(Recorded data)
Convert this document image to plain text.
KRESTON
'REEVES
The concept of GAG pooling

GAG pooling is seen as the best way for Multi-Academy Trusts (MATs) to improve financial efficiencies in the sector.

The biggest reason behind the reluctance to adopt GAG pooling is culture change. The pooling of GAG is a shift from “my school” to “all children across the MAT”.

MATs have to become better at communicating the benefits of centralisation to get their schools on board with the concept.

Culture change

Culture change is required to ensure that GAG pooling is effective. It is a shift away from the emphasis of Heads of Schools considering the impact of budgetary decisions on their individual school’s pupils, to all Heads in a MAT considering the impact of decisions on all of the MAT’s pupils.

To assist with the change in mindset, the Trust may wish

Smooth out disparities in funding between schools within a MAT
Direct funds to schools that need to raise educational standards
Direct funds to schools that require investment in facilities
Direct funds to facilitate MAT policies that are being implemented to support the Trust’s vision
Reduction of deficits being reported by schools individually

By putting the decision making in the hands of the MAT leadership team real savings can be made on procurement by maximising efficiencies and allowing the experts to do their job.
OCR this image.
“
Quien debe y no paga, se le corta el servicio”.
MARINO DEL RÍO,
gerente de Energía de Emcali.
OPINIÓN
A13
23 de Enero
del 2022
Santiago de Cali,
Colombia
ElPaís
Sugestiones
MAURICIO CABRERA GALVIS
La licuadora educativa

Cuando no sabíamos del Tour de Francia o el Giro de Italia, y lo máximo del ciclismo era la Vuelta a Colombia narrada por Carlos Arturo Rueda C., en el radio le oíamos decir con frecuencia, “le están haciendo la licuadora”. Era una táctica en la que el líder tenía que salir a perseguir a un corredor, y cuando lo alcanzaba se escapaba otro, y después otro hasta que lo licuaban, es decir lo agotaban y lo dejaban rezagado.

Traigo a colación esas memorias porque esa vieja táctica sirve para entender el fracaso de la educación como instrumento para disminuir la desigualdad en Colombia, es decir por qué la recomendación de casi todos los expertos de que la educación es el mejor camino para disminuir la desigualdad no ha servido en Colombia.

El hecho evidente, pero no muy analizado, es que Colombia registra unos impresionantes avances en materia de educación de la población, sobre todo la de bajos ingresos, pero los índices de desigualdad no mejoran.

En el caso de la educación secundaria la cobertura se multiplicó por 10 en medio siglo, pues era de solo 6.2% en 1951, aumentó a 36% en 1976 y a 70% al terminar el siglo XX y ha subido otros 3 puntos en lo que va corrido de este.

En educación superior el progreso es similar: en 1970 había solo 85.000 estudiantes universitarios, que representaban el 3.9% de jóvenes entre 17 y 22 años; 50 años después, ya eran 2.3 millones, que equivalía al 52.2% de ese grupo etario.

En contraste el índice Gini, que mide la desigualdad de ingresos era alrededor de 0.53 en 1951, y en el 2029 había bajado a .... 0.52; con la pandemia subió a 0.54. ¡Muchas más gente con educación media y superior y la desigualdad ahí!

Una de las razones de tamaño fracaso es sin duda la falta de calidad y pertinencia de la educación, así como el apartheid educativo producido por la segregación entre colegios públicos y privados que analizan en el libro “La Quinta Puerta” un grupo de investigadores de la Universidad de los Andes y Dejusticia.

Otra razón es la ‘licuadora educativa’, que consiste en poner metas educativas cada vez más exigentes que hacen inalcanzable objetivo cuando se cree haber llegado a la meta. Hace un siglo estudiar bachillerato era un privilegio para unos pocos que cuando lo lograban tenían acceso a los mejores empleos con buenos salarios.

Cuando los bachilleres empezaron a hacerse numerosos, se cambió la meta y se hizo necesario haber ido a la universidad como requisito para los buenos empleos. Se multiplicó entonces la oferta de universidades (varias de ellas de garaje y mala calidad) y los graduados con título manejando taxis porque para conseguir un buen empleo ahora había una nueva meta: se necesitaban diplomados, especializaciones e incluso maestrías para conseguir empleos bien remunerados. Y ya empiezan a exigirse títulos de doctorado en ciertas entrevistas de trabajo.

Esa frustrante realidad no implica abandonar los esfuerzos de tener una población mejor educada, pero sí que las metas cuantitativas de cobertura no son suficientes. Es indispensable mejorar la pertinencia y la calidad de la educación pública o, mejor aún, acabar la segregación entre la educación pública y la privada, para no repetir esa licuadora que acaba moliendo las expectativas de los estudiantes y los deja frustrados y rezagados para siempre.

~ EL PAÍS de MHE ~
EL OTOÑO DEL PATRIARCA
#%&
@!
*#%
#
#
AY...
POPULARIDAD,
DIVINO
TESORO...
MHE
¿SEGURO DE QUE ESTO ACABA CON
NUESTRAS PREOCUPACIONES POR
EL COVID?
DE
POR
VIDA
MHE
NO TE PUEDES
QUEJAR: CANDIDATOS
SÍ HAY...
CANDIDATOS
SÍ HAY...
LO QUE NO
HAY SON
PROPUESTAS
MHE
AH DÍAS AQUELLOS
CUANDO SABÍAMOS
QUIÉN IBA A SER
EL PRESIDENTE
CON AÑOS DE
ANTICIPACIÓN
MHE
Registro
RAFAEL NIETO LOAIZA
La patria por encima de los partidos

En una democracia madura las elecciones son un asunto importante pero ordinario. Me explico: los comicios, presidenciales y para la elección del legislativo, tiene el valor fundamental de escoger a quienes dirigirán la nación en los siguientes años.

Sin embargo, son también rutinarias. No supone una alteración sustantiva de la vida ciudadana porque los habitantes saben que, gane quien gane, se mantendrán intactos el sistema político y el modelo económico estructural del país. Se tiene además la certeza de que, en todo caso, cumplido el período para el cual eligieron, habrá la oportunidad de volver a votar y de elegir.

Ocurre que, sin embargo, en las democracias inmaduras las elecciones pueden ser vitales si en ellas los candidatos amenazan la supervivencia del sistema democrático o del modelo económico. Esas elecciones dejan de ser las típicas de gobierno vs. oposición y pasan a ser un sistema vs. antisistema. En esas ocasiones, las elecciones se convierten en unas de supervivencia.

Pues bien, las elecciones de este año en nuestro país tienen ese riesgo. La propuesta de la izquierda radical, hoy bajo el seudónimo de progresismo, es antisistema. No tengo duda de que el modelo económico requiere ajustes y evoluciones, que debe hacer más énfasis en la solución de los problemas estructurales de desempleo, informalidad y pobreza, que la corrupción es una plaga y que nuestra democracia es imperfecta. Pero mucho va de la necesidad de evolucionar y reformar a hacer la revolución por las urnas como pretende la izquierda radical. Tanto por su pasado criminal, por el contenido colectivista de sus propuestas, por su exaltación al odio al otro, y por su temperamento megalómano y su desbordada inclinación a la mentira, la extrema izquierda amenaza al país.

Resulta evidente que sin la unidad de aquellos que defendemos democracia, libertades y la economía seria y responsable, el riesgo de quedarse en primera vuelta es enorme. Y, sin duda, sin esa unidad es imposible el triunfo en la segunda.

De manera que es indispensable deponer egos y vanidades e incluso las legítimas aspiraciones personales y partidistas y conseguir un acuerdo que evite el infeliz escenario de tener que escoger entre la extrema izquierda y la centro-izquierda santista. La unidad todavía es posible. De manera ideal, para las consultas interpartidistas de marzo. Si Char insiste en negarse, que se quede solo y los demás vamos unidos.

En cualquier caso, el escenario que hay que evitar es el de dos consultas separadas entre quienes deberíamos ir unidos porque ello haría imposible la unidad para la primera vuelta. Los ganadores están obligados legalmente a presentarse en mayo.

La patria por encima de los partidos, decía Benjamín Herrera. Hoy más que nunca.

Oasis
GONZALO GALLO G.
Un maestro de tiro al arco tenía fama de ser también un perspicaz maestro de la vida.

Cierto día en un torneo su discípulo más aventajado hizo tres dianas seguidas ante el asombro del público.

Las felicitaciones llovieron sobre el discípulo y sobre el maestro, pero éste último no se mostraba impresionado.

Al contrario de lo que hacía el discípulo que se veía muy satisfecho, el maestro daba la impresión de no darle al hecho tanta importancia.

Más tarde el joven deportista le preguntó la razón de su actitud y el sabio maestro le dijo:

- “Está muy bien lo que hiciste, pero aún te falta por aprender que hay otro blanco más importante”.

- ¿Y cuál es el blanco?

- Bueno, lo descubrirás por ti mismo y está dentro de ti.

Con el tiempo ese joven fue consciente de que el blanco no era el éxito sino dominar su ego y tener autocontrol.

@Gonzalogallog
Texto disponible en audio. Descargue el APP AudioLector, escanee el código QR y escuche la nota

→ **Problem**:
Using the listing above, return all lines where the word "concept" occurs.

→ **Problem solution**:
The concept of GAG pooling
MATs have to become better at communicating the benefits of centralisation to get their schools on board with the concept.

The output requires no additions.